▶ _GOAL OF THE EXERCISE_
Please recast each line of the listing below as a row in a Markdown table with the columns Row and Line, numbering the rows and leaving out any blank lines.

▶ _ITEMS_
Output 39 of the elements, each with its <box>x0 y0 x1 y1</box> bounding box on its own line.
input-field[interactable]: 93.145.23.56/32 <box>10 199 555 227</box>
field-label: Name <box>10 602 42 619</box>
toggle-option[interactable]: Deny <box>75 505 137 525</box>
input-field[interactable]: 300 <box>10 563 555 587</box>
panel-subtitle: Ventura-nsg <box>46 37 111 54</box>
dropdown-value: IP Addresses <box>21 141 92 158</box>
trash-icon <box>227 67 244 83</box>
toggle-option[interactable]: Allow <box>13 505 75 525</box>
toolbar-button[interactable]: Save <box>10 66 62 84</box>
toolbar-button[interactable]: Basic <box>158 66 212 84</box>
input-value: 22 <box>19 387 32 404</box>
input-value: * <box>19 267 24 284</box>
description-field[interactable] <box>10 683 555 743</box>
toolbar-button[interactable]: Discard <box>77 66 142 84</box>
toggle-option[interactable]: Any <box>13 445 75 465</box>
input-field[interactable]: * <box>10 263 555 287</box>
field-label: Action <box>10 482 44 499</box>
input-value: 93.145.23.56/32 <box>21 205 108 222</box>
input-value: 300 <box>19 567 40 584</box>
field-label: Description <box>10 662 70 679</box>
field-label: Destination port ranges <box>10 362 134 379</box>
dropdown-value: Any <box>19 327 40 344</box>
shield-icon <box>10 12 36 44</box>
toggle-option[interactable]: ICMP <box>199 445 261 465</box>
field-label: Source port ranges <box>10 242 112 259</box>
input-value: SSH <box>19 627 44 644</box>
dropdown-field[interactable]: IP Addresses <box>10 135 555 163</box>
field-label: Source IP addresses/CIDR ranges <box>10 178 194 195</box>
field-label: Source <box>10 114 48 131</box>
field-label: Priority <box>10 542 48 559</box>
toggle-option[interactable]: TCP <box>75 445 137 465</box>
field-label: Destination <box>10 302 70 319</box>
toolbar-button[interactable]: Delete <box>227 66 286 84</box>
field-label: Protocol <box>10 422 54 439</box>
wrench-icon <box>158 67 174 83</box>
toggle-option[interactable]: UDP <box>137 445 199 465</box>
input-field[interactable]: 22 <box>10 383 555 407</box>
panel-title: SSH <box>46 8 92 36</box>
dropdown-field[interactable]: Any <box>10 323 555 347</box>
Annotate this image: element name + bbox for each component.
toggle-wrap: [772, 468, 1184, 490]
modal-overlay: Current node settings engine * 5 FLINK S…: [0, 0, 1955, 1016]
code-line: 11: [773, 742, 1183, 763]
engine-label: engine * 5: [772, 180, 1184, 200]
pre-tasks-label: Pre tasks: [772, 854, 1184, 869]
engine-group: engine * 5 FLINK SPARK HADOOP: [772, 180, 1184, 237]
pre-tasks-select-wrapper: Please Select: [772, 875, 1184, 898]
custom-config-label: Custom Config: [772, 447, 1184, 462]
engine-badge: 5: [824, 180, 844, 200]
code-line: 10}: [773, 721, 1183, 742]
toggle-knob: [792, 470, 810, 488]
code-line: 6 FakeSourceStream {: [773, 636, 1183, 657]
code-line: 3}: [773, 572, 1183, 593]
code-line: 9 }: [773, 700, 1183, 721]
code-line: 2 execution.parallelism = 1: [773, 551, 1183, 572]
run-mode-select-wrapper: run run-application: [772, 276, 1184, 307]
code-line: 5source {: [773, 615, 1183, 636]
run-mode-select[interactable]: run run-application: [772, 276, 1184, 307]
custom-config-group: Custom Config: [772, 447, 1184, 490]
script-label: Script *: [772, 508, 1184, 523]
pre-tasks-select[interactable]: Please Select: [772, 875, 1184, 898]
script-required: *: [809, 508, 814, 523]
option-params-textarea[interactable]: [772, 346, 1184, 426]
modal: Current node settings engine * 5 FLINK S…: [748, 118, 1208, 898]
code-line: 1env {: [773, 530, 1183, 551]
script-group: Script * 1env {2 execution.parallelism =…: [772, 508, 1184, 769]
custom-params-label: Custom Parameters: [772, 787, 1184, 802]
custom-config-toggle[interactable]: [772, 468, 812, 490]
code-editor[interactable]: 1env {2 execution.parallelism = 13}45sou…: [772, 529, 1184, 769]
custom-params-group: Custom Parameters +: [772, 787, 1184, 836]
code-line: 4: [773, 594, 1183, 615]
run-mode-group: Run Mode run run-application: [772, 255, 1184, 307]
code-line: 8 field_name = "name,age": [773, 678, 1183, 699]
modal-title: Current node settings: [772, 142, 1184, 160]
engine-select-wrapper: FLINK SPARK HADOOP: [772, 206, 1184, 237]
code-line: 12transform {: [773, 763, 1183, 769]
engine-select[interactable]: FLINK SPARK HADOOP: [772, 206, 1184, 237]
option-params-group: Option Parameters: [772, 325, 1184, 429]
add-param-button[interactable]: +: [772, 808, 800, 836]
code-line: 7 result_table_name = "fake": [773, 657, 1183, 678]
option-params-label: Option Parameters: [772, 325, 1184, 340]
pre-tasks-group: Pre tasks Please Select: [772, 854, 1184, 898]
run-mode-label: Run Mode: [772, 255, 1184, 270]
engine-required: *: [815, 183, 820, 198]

▶ _REPLY_
| Row | Line |
|---|---|
| 1 | Output 39 of the elements, each with its <box>x0 y0 x1 y1</box> bounding box on its own line. |
| 2 | input-field[interactable]: 93.145.23.56/32 <box>10 199 555 227</box> |
| 3 | field-label: Name <box>10 602 42 619</box> |
| 4 | toggle-option[interactable]: Deny <box>75 505 137 525</box> |
| 5 | input-field[interactable]: 300 <box>10 563 555 587</box> |
| 6 | panel-subtitle: Ventura-nsg <box>46 37 111 54</box> |
| 7 | dropdown-value: IP Addresses <box>21 141 92 158</box> |
| 8 | trash-icon <box>227 67 244 83</box> |
| 9 | toggle-option[interactable]: Allow <box>13 505 75 525</box> |
| 10 | toolbar-button[interactable]: Save <box>10 66 62 84</box> |
| 11 | toolbar-button[interactable]: Basic <box>158 66 212 84</box> |
| 12 | input-value: 22 <box>19 387 32 404</box> |
| 13 | input-value: * <box>19 267 24 284</box> |
| 14 | description-field[interactable] <box>10 683 555 743</box> |
| 15 | toolbar-button[interactable]: Discard <box>77 66 142 84</box> |
| 16 | toggle-option[interactable]: Any <box>13 445 75 465</box> |
| 17 | input-field[interactable]: * <box>10 263 555 287</box> |
| 18 | field-label: Action <box>10 482 44 499</box> |
| 19 | input-value: 93.145.23.56/32 <box>21 205 108 222</box> |
| 20 | input-value: 300 <box>19 567 40 584</box> |
| 21 | field-label: Description <box>10 662 70 679</box> |
| 22 | field-label: Destination port ranges <box>10 362 134 379</box> |
| 23 | dropdown-value: Any <box>19 327 40 344</box> |
| 24 | shield-icon <box>10 12 36 44</box> |
| 25 | toggle-option[interactable]: ICMP <box>199 445 261 465</box> |
| 26 | field-label: Source port ranges <box>10 242 112 259</box> |
| 27 | input-value: SSH <box>19 627 44 644</box> |
| 28 | dropdown-field[interactable]: IP Addresses <box>10 135 555 163</box> |
| 29 | field-label: Source IP addresses/CIDR ranges <box>10 178 194 195</box> |
| 30 | field-label: Source <box>10 114 48 131</box> |
| 31 | field-label: Priority <box>10 542 48 559</box> |
| 32 | toggle-option[interactable]: TCP <box>75 445 137 465</box> |
| 33 | field-label: Destination <box>10 302 70 319</box> |
| 34 | toolbar-button[interactable]: Delete <box>227 66 286 84</box> |
| 35 | field-label: Protocol <box>10 422 54 439</box> |
| 36 | wrench-icon <box>158 67 174 83</box> |
| 37 | toggle-option[interactable]: UDP <box>137 445 199 465</box> |
| 38 | input-field[interactable]: 22 <box>10 383 555 407</box> |
| 39 | panel-title: SSH <box>46 8 92 36</box> |
| 40 | dropdown-field[interactable]: Any <box>10 323 555 347</box> |
| 41 | Annotate this image: element name + bbox for each component. |
| 42 | toggle-wrap: [772, 468, 1184, 490] |
| 43 | modal-overlay: Current node settings engine * 5 FLINK S…: [0, 0, 1955, 1016] |
| 44 | code-line: 11: [773, 742, 1183, 763] |
| 45 | engine-label: engine * 5: [772, 180, 1184, 200] |
| 46 | pre-tasks-label: Pre tasks: [772, 854, 1184, 869] |
| 47 | engine-group: engine * 5 FLINK SPARK HADOOP: [772, 180, 1184, 237] |
| 48 | pre-tasks-select-wrapper: Please Select: [772, 875, 1184, 898] |
| 49 | custom-config-label: Custom Config: [772, 447, 1184, 462] |
| 50 | engine-badge: 5: [824, 180, 844, 200] |
| 51 | code-line: 10}: [773, 721, 1183, 742] |
| 52 | toggle-knob: [792, 470, 810, 488] |
| 53 | code-line: 6 FakeSourceStream {: [773, 636, 1183, 657] |
| 54 | code-line: 3}: [773, 572, 1183, 593] |
| 55 | code-line: 9 }: [773, 700, 1183, 721] |
| 56 | code-line: 2 execution.parallelism = 1: [773, 551, 1183, 572] |
| 57 | run-mode-select-wrapper: run run-application: [772, 276, 1184, 307] |
| 58 | code-line: 5source {: [773, 615, 1183, 636] |
| 59 | run-mode-select[interactable]: run run-application: [772, 276, 1184, 307] |
| 60 | custom-config-group: Custom Config: [772, 447, 1184, 490] |
| 61 | script-label: Script *: [772, 508, 1184, 523] |
| 62 | pre-tasks-select[interactable]: Please Select: [772, 875, 1184, 898] |
| 63 | script-required: *: [809, 508, 814, 523] |
| 64 | option-params-textarea[interactable]: [772, 346, 1184, 426] |
| 65 | modal: Current node settings engine * 5 FLINK S…: [748, 118, 1208, 898] |
| 66 | code-line: 1env {: [773, 530, 1183, 551] |
| 67 | script-group: Script * 1env {2 execution.parallelism =…: [772, 508, 1184, 769] |
| 68 | custom-params-label: Custom Parameters: [772, 787, 1184, 802] |
| 69 | custom-config-toggle[interactable]: [772, 468, 812, 490] |
| 70 | code-editor[interactable]: 1env {2 execution.parallelism = 13}45sou…: [772, 529, 1184, 769] |
| 71 | custom-params-group: Custom Parameters +: [772, 787, 1184, 836] |
| 72 | code-line: 4: [773, 594, 1183, 615] |
| 73 | run-mode-group: Run Mode run run-application: [772, 255, 1184, 307] |
| 74 | code-line: 8 field_name = "name,age": [773, 678, 1183, 699] |
| 75 | modal-title: Current node settings: [772, 142, 1184, 160] |
| 76 | engine-select-wrapper: FLINK SPARK HADOOP: [772, 206, 1184, 237] |
| 77 | code-line: 12transform {: [773, 763, 1183, 769] |
| 78 | engine-select[interactable]: FLINK SPARK HADOOP: [772, 206, 1184, 237] |
| 79 | option-params-group: Option Parameters: [772, 325, 1184, 429] |
| 80 | add-param-button[interactable]: +: [772, 808, 800, 836] |
| 81 | code-line: 7 result_table_name = "fake": [773, 657, 1183, 678] |
| 82 | option-params-label: Option Parameters: [772, 325, 1184, 340] |
| 83 | pre-tasks-group: Pre tasks Please Select: [772, 854, 1184, 898] |
| 84 | run-mode-label: Run Mode: [772, 255, 1184, 270] |
| 85 | engine-required: *: [815, 183, 820, 198] |